=== INFORMATION PROVIDED ===
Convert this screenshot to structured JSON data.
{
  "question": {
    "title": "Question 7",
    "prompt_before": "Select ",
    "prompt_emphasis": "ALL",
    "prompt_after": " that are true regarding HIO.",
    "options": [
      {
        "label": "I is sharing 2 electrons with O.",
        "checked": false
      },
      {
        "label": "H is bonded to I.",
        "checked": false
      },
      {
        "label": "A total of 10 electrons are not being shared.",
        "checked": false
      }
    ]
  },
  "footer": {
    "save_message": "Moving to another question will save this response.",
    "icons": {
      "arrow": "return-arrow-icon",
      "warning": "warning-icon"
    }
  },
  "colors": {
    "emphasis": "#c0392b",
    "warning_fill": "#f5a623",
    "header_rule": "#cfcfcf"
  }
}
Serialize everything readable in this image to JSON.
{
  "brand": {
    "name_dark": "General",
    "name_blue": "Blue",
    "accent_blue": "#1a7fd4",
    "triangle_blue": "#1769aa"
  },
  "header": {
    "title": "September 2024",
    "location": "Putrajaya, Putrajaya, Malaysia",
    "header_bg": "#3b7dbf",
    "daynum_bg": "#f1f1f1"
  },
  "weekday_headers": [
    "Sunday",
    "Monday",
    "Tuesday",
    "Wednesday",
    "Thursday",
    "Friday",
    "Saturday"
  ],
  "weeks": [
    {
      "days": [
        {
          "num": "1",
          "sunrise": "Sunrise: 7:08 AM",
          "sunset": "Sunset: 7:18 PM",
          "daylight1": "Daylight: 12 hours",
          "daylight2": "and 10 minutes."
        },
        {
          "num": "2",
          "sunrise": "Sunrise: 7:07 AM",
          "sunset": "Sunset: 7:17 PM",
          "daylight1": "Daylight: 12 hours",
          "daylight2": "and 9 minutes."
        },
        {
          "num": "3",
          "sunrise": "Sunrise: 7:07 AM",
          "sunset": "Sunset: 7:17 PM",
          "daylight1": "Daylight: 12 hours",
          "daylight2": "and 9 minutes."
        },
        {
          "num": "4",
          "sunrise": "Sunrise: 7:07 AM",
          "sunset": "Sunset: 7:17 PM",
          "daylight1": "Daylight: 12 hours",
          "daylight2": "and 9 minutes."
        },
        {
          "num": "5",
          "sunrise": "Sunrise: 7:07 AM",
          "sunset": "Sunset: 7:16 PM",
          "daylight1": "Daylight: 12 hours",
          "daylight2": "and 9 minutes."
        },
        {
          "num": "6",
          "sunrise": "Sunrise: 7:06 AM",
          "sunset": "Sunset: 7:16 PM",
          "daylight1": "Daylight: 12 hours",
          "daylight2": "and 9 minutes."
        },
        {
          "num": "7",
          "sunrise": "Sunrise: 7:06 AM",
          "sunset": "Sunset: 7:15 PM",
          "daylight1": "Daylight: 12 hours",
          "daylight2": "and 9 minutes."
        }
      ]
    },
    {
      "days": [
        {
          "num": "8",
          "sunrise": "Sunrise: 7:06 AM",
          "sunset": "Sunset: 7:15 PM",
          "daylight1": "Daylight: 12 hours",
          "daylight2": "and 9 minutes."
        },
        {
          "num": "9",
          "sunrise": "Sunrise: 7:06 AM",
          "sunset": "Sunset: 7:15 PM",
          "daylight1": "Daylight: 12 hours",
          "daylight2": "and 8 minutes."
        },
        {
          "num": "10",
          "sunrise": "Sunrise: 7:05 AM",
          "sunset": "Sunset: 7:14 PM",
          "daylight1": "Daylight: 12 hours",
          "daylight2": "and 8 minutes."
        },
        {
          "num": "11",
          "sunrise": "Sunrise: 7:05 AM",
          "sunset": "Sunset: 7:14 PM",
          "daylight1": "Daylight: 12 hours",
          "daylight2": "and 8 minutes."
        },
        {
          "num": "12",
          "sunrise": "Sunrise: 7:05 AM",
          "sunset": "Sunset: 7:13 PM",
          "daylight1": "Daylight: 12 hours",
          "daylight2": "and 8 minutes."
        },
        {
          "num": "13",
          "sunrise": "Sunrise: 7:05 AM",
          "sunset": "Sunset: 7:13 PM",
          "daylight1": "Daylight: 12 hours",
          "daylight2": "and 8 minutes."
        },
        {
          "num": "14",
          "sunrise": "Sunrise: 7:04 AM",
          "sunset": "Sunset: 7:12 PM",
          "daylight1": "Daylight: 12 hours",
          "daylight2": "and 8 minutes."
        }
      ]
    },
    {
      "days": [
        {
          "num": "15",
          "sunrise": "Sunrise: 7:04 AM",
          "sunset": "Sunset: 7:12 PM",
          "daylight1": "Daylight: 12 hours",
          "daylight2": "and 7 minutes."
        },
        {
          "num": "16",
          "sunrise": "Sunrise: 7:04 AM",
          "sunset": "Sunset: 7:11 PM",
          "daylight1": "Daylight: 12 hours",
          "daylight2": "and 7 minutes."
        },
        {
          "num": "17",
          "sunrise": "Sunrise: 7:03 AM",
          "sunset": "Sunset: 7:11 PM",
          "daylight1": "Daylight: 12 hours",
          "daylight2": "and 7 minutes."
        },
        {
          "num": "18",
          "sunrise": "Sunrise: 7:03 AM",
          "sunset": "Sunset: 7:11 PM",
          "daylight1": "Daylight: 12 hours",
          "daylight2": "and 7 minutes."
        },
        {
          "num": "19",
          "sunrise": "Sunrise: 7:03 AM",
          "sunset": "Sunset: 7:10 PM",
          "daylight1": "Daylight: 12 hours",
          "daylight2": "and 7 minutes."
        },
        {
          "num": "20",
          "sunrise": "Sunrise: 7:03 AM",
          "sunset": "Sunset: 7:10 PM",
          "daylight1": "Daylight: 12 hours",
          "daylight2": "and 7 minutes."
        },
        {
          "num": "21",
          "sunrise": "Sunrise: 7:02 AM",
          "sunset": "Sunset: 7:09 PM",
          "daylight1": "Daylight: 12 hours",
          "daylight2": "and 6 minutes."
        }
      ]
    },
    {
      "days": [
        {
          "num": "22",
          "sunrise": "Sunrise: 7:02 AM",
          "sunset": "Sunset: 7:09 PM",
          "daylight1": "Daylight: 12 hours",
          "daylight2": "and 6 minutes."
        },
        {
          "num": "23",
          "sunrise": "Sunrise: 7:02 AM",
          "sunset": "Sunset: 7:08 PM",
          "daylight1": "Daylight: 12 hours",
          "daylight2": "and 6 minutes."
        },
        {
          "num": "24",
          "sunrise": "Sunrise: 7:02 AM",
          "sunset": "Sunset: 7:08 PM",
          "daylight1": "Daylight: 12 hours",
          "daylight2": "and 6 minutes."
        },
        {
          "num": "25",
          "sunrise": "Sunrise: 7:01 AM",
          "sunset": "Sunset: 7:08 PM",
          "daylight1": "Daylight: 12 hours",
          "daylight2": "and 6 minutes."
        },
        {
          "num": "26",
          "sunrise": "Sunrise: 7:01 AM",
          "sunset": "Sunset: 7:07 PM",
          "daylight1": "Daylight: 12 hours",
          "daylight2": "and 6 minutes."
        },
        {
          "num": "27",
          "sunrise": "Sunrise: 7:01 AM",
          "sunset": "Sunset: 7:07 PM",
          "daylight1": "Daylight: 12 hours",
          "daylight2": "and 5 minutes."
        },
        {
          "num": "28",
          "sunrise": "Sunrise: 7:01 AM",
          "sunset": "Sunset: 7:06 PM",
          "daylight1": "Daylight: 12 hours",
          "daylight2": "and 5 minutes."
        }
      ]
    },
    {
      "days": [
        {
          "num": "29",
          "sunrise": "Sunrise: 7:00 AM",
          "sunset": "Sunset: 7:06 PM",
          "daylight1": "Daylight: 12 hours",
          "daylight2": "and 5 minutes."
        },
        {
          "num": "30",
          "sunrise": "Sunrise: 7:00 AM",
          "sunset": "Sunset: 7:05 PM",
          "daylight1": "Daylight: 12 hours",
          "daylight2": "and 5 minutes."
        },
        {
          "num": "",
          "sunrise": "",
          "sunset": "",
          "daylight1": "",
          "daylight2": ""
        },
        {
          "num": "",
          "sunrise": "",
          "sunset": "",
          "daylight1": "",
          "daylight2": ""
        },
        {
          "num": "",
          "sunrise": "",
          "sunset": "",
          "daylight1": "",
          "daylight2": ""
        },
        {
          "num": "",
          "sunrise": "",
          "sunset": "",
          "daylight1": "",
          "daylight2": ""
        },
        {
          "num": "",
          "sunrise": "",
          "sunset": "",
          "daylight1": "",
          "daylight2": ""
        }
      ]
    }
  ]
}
===
● **OBJECTIVE**
For each line of the entries that includes "electrons", show that line.

● **ANSWER FOR THIS EXERCISE**
        "label": "I is sharing 2 electrons with O.",
        "label": "A total of 10 electrons are not being shared.",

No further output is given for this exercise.